Given exercise: Take the listing and print it in full, exactly as given.

[Records from a collection of figures]
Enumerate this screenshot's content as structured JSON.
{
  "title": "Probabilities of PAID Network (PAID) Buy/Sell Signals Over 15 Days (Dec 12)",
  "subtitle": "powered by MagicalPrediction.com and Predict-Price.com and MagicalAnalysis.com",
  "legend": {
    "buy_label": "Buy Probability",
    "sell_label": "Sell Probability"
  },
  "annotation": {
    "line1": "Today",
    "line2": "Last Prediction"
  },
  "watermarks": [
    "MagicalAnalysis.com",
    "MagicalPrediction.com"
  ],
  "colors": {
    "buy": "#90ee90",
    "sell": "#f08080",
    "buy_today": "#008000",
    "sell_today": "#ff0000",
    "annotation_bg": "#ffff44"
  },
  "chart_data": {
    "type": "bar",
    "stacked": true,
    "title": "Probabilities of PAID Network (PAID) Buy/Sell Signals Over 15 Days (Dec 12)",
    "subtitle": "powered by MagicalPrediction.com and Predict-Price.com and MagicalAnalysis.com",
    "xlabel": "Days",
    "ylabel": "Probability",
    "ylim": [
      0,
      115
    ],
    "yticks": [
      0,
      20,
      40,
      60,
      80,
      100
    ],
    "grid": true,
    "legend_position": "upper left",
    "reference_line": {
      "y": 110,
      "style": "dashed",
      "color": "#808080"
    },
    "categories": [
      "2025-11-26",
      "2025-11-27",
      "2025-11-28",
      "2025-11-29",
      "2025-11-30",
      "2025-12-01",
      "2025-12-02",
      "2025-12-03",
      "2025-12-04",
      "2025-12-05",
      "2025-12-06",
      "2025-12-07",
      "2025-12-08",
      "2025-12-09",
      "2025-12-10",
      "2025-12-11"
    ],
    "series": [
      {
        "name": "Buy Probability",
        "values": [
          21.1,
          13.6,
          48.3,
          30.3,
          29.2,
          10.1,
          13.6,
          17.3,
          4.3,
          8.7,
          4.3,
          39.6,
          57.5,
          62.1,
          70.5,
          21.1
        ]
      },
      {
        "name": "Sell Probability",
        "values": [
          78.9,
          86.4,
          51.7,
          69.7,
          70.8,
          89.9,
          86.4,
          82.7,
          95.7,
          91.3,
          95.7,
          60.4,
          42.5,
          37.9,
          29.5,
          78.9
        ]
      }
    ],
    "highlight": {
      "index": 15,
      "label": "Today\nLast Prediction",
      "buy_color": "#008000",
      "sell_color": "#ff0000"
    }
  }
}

Response to the exercise:
Enumerate this screenshot's content as structured JSON.
{
  "title": "Probabilities of PAID Network (PAID) Buy/Sell Signals Over 15 Days (Dec 12)",
  "subtitle": "powered by MagicalPrediction.com and Predict-Price.com and MagicalAnalysis.com",
  "legend": {
    "buy_label": "Buy Probability",
    "sell_label": "Sell Probability"
  },
  "annotation": {
    "line1": "Today",
    "line2": "Last Prediction"
  },
  "watermarks": [
    "MagicalAnalysis.com",
    "MagicalPrediction.com"
  ],
  "colors": {
    "buy": "#90ee90",
    "sell": "#f08080",
    "buy_today": "#008000",
    "sell_today": "#ff0000",
    "annotation_bg": "#ffff44"
  },
  "chart_data": {
    "type": "bar",
    "stacked": true,
    "title": "Probabilities of PAID Network (PAID) Buy/Sell Signals Over 15 Days (Dec 12)",
    "subtitle": "powered by MagicalPrediction.com and Predict-Price.com and MagicalAnalysis.com",
    "xlabel": "Days",
    "ylabel": "Probability",
    "ylim": [
      0,
      115
    ],
    "yticks": [
      0,
      20,
      40,
      60,
      80,
      100
    ],
    "grid": true,
    "legend_position": "upper left",
    "reference_line": {
      "y": 110,
      "style": "dashed",
      "color": "#808080"
    },
    "categories": [
      "2025-11-26",
      "2025-11-27",
      "2025-11-28",
      "2025-11-29",
      "2025-11-30",
      "2025-12-01",
      "2025-12-02",
      "2025-12-03",
      "2025-12-04",
      "2025-12-05",
      "2025-12-06",
      "2025-12-07",
      "2025-12-08",
      "2025-12-09",
      "2025-12-10",
      "2025-12-11"
    ],
    "series": [
      {
        "name": "Buy Probability",
        "values": [
          21.1,
          13.6,
          48.3,
          30.3,
          29.2,
          10.1,
          13.6,
          17.3,
          4.3,
          8.7,
          4.3,
          39.6,
          57.5,
          62.1,
          70.5,
          21.1
        ]
      },
      {
        "name": "Sell Probability",
        "values": [
          78.9,
          86.4,
          51.7,
          69.7,
          70.8,
          89.9,
          86.4,
          82.7,
          95.7,
          91.3,
          95.7,
          60.4,
          42.5,
          37.9,
          29.5,
          78.9
        ]
      }
    ],
    "highlight": {
      "index": 15,
      "label": "Today\nLast Prediction",
      "buy_color": "#008000",
      "sell_color": "#ff0000"
    }
  }
}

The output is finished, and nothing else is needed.